• WRITTEN TASK:
Scan the records and identify every line in which the string "When" occurs, then return those lines.

• TASK DATA:
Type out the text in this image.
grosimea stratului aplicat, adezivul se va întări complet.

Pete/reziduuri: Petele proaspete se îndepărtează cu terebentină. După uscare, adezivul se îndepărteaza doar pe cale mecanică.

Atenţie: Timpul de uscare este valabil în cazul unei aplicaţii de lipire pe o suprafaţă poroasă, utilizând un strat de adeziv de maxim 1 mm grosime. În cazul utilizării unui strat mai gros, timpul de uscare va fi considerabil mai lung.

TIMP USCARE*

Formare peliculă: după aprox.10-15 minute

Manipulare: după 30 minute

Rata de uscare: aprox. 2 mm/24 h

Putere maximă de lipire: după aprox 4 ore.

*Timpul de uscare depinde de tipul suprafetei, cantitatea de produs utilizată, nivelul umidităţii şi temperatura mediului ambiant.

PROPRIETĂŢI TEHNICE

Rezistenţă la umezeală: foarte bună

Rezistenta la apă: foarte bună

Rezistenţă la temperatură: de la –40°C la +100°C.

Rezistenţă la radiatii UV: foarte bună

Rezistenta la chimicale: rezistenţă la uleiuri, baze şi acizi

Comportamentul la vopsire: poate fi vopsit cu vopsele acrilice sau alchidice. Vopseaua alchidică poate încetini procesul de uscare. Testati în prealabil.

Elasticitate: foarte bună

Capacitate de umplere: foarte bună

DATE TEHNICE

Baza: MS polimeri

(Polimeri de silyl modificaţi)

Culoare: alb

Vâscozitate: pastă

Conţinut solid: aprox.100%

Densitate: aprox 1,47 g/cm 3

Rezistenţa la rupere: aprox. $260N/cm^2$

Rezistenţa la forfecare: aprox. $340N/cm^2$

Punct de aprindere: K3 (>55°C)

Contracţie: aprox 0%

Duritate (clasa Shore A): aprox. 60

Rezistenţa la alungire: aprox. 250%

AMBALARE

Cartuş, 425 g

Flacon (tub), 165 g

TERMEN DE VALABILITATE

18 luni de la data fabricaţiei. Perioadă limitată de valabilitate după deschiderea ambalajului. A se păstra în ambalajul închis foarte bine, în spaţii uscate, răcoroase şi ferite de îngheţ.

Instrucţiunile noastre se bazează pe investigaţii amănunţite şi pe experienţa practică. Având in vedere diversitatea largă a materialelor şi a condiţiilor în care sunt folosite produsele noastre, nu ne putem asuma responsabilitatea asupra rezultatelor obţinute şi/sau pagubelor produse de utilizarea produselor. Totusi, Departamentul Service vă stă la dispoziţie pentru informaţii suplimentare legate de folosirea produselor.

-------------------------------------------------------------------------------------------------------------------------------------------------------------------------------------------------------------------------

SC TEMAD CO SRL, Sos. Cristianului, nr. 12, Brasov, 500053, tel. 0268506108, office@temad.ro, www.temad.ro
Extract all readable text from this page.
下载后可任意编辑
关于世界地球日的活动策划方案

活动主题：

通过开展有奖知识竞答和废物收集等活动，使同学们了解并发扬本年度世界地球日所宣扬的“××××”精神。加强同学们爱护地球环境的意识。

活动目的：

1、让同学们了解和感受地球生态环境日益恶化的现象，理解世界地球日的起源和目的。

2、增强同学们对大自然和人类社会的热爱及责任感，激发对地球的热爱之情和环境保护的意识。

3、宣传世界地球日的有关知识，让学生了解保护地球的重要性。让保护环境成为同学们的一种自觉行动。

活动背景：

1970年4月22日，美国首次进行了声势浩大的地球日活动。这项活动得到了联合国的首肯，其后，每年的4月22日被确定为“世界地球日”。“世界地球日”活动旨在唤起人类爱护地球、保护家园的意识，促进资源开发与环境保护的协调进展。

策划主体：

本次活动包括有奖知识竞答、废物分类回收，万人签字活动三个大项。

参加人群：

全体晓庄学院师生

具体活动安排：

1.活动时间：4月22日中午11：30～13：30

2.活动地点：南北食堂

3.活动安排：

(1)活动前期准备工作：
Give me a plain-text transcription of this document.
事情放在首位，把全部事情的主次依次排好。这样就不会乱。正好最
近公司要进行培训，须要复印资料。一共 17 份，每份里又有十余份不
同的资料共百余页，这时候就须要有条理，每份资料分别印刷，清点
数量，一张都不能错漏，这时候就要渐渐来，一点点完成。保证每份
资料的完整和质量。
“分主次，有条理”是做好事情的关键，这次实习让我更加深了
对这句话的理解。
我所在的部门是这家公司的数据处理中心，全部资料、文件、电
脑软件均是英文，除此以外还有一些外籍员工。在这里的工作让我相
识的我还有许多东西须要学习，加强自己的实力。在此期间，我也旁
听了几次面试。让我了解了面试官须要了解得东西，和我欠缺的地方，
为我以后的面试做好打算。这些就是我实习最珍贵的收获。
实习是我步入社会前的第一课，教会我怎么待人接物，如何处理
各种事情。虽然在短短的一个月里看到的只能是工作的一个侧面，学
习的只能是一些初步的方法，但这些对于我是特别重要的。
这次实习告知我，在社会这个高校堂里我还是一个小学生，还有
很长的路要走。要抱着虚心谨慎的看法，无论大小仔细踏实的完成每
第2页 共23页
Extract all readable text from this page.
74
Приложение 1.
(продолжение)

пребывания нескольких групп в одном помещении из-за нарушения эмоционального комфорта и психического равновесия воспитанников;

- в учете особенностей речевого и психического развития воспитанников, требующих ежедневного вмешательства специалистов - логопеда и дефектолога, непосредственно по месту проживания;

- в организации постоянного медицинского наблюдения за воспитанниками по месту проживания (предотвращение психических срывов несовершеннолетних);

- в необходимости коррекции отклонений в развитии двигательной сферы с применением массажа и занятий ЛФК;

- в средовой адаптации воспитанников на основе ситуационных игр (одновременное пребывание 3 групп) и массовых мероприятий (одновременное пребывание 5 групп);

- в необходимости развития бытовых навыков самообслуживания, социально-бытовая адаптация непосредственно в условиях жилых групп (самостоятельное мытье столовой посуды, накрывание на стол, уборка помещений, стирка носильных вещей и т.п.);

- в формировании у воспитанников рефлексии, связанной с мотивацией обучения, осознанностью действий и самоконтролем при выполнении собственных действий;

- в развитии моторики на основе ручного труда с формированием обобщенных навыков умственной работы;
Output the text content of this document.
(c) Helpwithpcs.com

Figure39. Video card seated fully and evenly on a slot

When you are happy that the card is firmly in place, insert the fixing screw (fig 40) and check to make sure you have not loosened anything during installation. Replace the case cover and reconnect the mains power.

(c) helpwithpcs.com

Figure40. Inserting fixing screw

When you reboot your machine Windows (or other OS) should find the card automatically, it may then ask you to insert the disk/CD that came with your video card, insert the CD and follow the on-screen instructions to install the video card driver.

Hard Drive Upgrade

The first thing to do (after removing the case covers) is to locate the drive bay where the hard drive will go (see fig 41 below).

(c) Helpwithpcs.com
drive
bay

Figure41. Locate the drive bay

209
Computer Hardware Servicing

• ANSWER TO THIS PROBLEM:
When you are happy that the card is firmly in place, insert the fixing screw (fig 40) and check to make sure you have not loosened anything during installation. Replace the case cover and reconnect the mains power.
When you reboot your machine Windows (or other OS) should find the card automatically, it may then ask you to insert the disk/CD that came with your video card, insert the CD and follow the on-screen instructions to install the video card driver.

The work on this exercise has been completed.